* [Instructions for the task]:
Leaving out all images, write out the records that follow exactly.

* [Dataset entries on figures]:
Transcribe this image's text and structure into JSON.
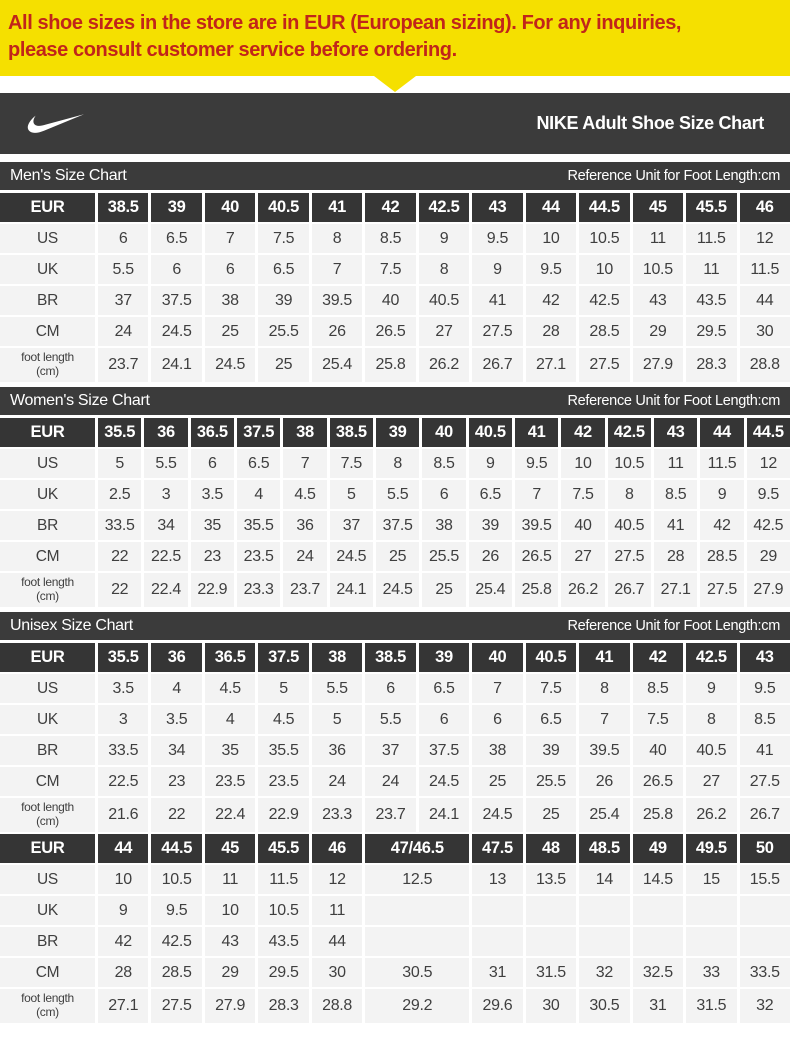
{
  "banner": {
    "lines": [
      "All shoe sizes in the store are in EUR (European sizing). For any inquiries,",
      "please consult customer service before ordering."
    ],
    "bg_color": "#f5e000",
    "text_color": "#c1251a"
  },
  "header": {
    "title": "NIKE Adult Shoe Size Chart",
    "logo_icon": "nike-swoosh-icon",
    "bg_color": "#3b3b3b"
  },
  "colors": {
    "bar_bg": "#3b3b3b",
    "eur_cell_bg": "#353535",
    "data_cell_bg": "#f3f3f3"
  },
  "sections": [
    {
      "id": "mens",
      "title": "Men's Size Chart",
      "note": "Reference Unit for Foot Length:cm",
      "cols": 13,
      "rows": [
        {
          "label": "EUR",
          "type": "eur",
          "cells": [
            "38.5",
            "39",
            "40",
            "40.5",
            "41",
            "42",
            "42.5",
            "43",
            "44",
            "44.5",
            "45",
            "45.5",
            "46"
          ]
        },
        {
          "label": "US",
          "cells": [
            "6",
            "6.5",
            "7",
            "7.5",
            "8",
            "8.5",
            "9",
            "9.5",
            "10",
            "10.5",
            "11",
            "11.5",
            "12"
          ]
        },
        {
          "label": "UK",
          "cells": [
            "5.5",
            "6",
            "6",
            "6.5",
            "7",
            "7.5",
            "8",
            "9",
            "9.5",
            "10",
            "10.5",
            "11",
            "11.5"
          ]
        },
        {
          "label": "BR",
          "cells": [
            "37",
            "37.5",
            "38",
            "39",
            "39.5",
            "40",
            "40.5",
            "41",
            "42",
            "42.5",
            "43",
            "43.5",
            "44"
          ]
        },
        {
          "label": "CM",
          "cells": [
            "24",
            "24.5",
            "25",
            "25.5",
            "26",
            "26.5",
            "27",
            "27.5",
            "28",
            "28.5",
            "29",
            "29.5",
            "30"
          ]
        },
        {
          "label": "foot length",
          "label2": "(cm)",
          "cells": [
            "23.7",
            "24.1",
            "24.5",
            "25",
            "25.4",
            "25.8",
            "26.2",
            "26.7",
            "27.1",
            "27.5",
            "27.9",
            "28.3",
            "28.8"
          ]
        }
      ]
    },
    {
      "id": "womens",
      "title": "Women's Size Chart",
      "note": "Reference Unit for Foot Length:cm",
      "cols": 15,
      "rows": [
        {
          "label": "EUR",
          "type": "eur",
          "cells": [
            "35.5",
            "36",
            "36.5",
            "37.5",
            "38",
            "38.5",
            "39",
            "40",
            "40.5",
            "41",
            "42",
            "42.5",
            "43",
            "44",
            "44.5"
          ]
        },
        {
          "label": "US",
          "cells": [
            "5",
            "5.5",
            "6",
            "6.5",
            "7",
            "7.5",
            "8",
            "8.5",
            "9",
            "9.5",
            "10",
            "10.5",
            "11",
            "11.5",
            "12"
          ]
        },
        {
          "label": "UK",
          "cells": [
            "2.5",
            "3",
            "3.5",
            "4",
            "4.5",
            "5",
            "5.5",
            "6",
            "6.5",
            "7",
            "7.5",
            "8",
            "8.5",
            "9",
            "9.5"
          ]
        },
        {
          "label": "BR",
          "cells": [
            "33.5",
            "34",
            "35",
            "35.5",
            "36",
            "37",
            "37.5",
            "38",
            "39",
            "39.5",
            "40",
            "40.5",
            "41",
            "42",
            "42.5"
          ]
        },
        {
          "label": "CM",
          "cells": [
            "22",
            "22.5",
            "23",
            "23.5",
            "24",
            "24.5",
            "25",
            "25.5",
            "26",
            "26.5",
            "27",
            "27.5",
            "28",
            "28.5",
            "29"
          ]
        },
        {
          "label": "foot length",
          "label2": "(cm)",
          "cells": [
            "22",
            "22.4",
            "22.9",
            "23.3",
            "23.7",
            "24.1",
            "24.5",
            "25",
            "25.4",
            "25.8",
            "26.2",
            "26.7",
            "27.1",
            "27.5",
            "27.9"
          ]
        }
      ]
    },
    {
      "id": "unisex",
      "title": "Unisex Size Chart",
      "note": "Reference Unit for Foot Length:cm",
      "cols": 13,
      "rows": [
        {
          "label": "EUR",
          "type": "eur",
          "cells": [
            "35.5",
            "36",
            "36.5",
            "37.5",
            "38",
            "38.5",
            "39",
            "40",
            "40.5",
            "41",
            "42",
            "42.5",
            "43"
          ]
        },
        {
          "label": "US",
          "cells": [
            "3.5",
            "4",
            "4.5",
            "5",
            "5.5",
            "6",
            "6.5",
            "7",
            "7.5",
            "8",
            "8.5",
            "9",
            "9.5"
          ]
        },
        {
          "label": "UK",
          "cells": [
            "3",
            "3.5",
            "4",
            "4.5",
            "5",
            "5.5",
            "6",
            "6",
            "6.5",
            "7",
            "7.5",
            "8",
            "8.5"
          ]
        },
        {
          "label": "BR",
          "cells": [
            "33.5",
            "34",
            "35",
            "35.5",
            "36",
            "37",
            "37.5",
            "38",
            "39",
            "39.5",
            "40",
            "40.5",
            "41"
          ]
        },
        {
          "label": "CM",
          "cells": [
            "22.5",
            "23",
            "23.5",
            "23.5",
            "24",
            "24",
            "24.5",
            "25",
            "25.5",
            "26",
            "26.5",
            "27",
            "27.5"
          ]
        },
        {
          "label": "foot length",
          "label2": "(cm)",
          "cells": [
            "21.6",
            "22",
            "22.4",
            "22.9",
            "23.3",
            "23.7",
            "24.1",
            "24.5",
            "25",
            "25.4",
            "25.8",
            "26.2",
            "26.7"
          ]
        },
        {
          "label": "EUR",
          "type": "eur",
          "cells": [
            "44",
            "44.5",
            "45",
            "45.5",
            "46",
            {
              "v": "47/46.5",
              "span": 2
            },
            "47.5",
            "48",
            "48.5",
            "49",
            "49.5",
            "50"
          ]
        },
        {
          "label": "US",
          "cells": [
            "10",
            "10.5",
            "11",
            "11.5",
            "12",
            {
              "v": "12.5",
              "span": 2
            },
            "13",
            "13.5",
            "14",
            "14.5",
            "15",
            "15.5"
          ]
        },
        {
          "label": "UK",
          "cells": [
            "9",
            "9.5",
            "10",
            "10.5",
            "11",
            {
              "v": "",
              "span": 2
            },
            "",
            "",
            "",
            "",
            "",
            ""
          ]
        },
        {
          "label": "BR",
          "cells": [
            "42",
            "42.5",
            "43",
            "43.5",
            "44",
            {
              "v": "",
              "span": 2
            },
            "",
            "",
            "",
            "",
            "",
            ""
          ]
        },
        {
          "label": "CM",
          "cells": [
            "28",
            "28.5",
            "29",
            "29.5",
            "30",
            {
              "v": "30.5",
              "span": 2
            },
            "31",
            "31.5",
            "32",
            "32.5",
            "33",
            "33.5"
          ]
        },
        {
          "label": "foot length",
          "label2": "(cm)",
          "cells": [
            "27.1",
            "27.5",
            "27.9",
            "28.3",
            "28.8",
            {
              "v": "29.2",
              "span": 2
            },
            "29.6",
            "30",
            "30.5",
            "31",
            "31.5",
            "32"
          ]
        }
      ]
    }
  ]
}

* [Solution to this exercise]:
Transcribe this image's text and structure into JSON.
{
  "banner": {
    "lines": [
      "All shoe sizes in the store are in EUR (European sizing). For any inquiries,",
      "please consult customer service before ordering."
    ],
    "bg_color": "#f5e000",
    "text_color": "#c1251a"
  },
  "header": {
    "title": "NIKE Adult Shoe Size Chart",
    "logo_icon": "nike-swoosh-icon",
    "bg_color": "#3b3b3b"
  },
  "colors": {
    "bar_bg": "#3b3b3b",
    "eur_cell_bg": "#353535",
    "data_cell_bg": "#f3f3f3"
  },
  "sections": [
    {
      "id": "mens",
      "title": "Men's Size Chart",
      "note": "Reference Unit for Foot Length:cm",
      "cols": 13,
      "rows": [
        {
          "label": "EUR",
          "type": "eur",
          "cells": [
            "38.5",
            "39",
            "40",
            "40.5",
            "41",
            "42",
            "42.5",
            "43",
            "44",
            "44.5",
            "45",
            "45.5",
            "46"
          ]
        },
        {
          "label": "US",
          "cells": [
            "6",
            "6.5",
            "7",
            "7.5",
            "8",
            "8.5",
            "9",
            "9.5",
            "10",
            "10.5",
            "11",
            "11.5",
            "12"
          ]
        },
        {
          "label": "UK",
          "cells": [
            "5.5",
            "6",
            "6",
            "6.5",
            "7",
            "7.5",
            "8",
            "9",
            "9.5",
            "10",
            "10.5",
            "11",
            "11.5"
          ]
        },
        {
          "label": "BR",
          "cells": [
            "37",
            "37.5",
            "38",
            "39",
            "39.5",
            "40",
            "40.5",
            "41",
            "42",
            "42.5",
            "43",
            "43.5",
            "44"
          ]
        },
        {
          "label": "CM",
          "cells": [
            "24",
            "24.5",
            "25",
            "25.5",
            "26",
            "26.5",
            "27",
            "27.5",
            "28",
            "28.5",
            "29",
            "29.5",
            "30"
          ]
        },
        {
          "label": "foot length",
          "label2": "(cm)",
          "cells": [
            "23.7",
            "24.1",
            "24.5",
            "25",
            "25.4",
            "25.8",
            "26.2",
            "26.7",
            "27.1",
            "27.5",
            "27.9",
            "28.3",
            "28.8"
          ]
        }
      ]
    },
    {
      "id": "womens",
      "title": "Women's Size Chart",
      "note": "Reference Unit for Foot Length:cm",
      "cols": 15,
      "rows": [
        {
          "label": "EUR",
          "type": "eur",
          "cells": [
            "35.5",
            "36",
            "36.5",
            "37.5",
            "38",
            "38.5",
            "39",
            "40",
            "40.5",
            "41",
            "42",
            "42.5",
            "43",
            "44",
            "44.5"
          ]
        },
        {
          "label": "US",
          "cells": [
            "5",
            "5.5",
            "6",
            "6.5",
            "7",
            "7.5",
            "8",
            "8.5",
            "9",
            "9.5",
            "10",
            "10.5",
            "11",
            "11.5",
            "12"
          ]
        },
        {
          "label": "UK",
          "cells": [
            "2.5",
            "3",
            "3.5",
            "4",
            "4.5",
            "5",
            "5.5",
            "6",
            "6.5",
            "7",
            "7.5",
            "8",
            "8.5",
            "9",
            "9.5"
          ]
        },
        {
          "label": "BR",
          "cells": [
            "33.5",
            "34",
            "35",
            "35.5",
            "36",
            "37",
            "37.5",
            "38",
            "39",
            "39.5",
            "40",
            "40.5",
            "41",
            "42",
            "42.5"
          ]
        },
        {
          "label": "CM",
          "cells": [
            "22",
            "22.5",
            "23",
            "23.5",
            "24",
            "24.5",
            "25",
            "25.5",
            "26",
            "26.5",
            "27",
            "27.5",
            "28",
            "28.5",
            "29"
          ]
        },
        {
          "label": "foot length",
          "label2": "(cm)",
          "cells": [
            "22",
            "22.4",
            "22.9",
            "23.3",
            "23.7",
            "24.1",
            "24.5",
            "25",
            "25.4",
            "25.8",
            "26.2",
            "26.7",
            "27.1",
            "27.5",
            "27.9"
          ]
        }
      ]
    },
    {
      "id": "unisex",
      "title": "Unisex Size Chart",
      "note": "Reference Unit for Foot Length:cm",
      "cols": 13,
      "rows": [
        {
          "label": "EUR",
          "type": "eur",
          "cells": [
            "35.5",
            "36",
            "36.5",
            "37.5",
            "38",
            "38.5",
            "39",
            "40",
            "40.5",
            "41",
            "42",
            "42.5",
            "43"
          ]
        },
        {
          "label": "US",
          "cells": [
            "3.5",
            "4",
            "4.5",
            "5",
            "5.5",
            "6",
            "6.5",
            "7",
            "7.5",
            "8",
            "8.5",
            "9",
            "9.5"
          ]
        },
        {
          "label": "UK",
          "cells": [
            "3",
            "3.5",
            "4",
            "4.5",
            "5",
            "5.5",
            "6",
            "6",
            "6.5",
            "7",
            "7.5",
            "8",
            "8.5"
          ]
        },
        {
          "label": "BR",
          "cells": [
            "33.5",
            "34",
            "35",
            "35.5",
            "36",
            "37",
            "37.5",
            "38",
            "39",
            "39.5",
            "40",
            "40.5",
            "41"
          ]
        },
        {
          "label": "CM",
          "cells": [
            "22.5",
            "23",
            "23.5",
            "23.5",
            "24",
            "24",
            "24.5",
            "25",
            "25.5",
            "26",
            "26.5",
            "27",
            "27.5"
          ]
        },
        {
          "label": "foot length",
          "label2": "(cm)",
          "cells": [
            "21.6",
            "22",
            "22.4",
            "22.9",
            "23.3",
            "23.7",
            "24.1",
            "24.5",
            "25",
            "25.4",
            "25.8",
            "26.2",
            "26.7"
          ]
        },
        {
          "label": "EUR",
          "type": "eur",
          "cells": [
            "44",
            "44.5",
            "45",
            "45.5",
            "46",
            {
              "v": "47/46.5",
              "span": 2
            },
            "47.5",
            "48",
            "48.5",
            "49",
            "49.5",
            "50"
          ]
        },
        {
          "label": "US",
          "cells": [
            "10",
            "10.5",
            "11",
            "11.5",
            "12",
            {
              "v": "12.5",
              "span": 2
            },
            "13",
            "13.5",
            "14",
            "14.5",
            "15",
            "15.5"
          ]
        },
        {
          "label": "UK",
          "cells": [
            "9",
            "9.5",
            "10",
            "10.5",
            "11",
            {
              "v": "",
              "span": 2
            },
            "",
            "",
            "",
            "",
            "",
            ""
          ]
        },
        {
          "label": "BR",
          "cells": [
            "42",
            "42.5",
            "43",
            "43.5",
            "44",
            {
              "v": "",
              "span": 2
            },
            "",
            "",
            "",
            "",
            "",
            ""
          ]
        },
        {
          "label": "CM",
          "cells": [
            "28",
            "28.5",
            "29",
            "29.5",
            "30",
            {
              "v": "30.5",
              "span": 2
            },
            "31",
            "31.5",
            "32",
            "32.5",
            "33",
            "33.5"
          ]
        },
        {
          "label": "foot length",
          "label2": "(cm)",
          "cells": [
            "27.1",
            "27.5",
            "27.9",
            "28.3",
            "28.8",
            {
              "v": "29.2",
              "span": 2
            },
            "29.6",
            "30",
            "30.5",
            "31",
            "31.5",
            "32"
          ]
        }
      ]
    }
  ]
}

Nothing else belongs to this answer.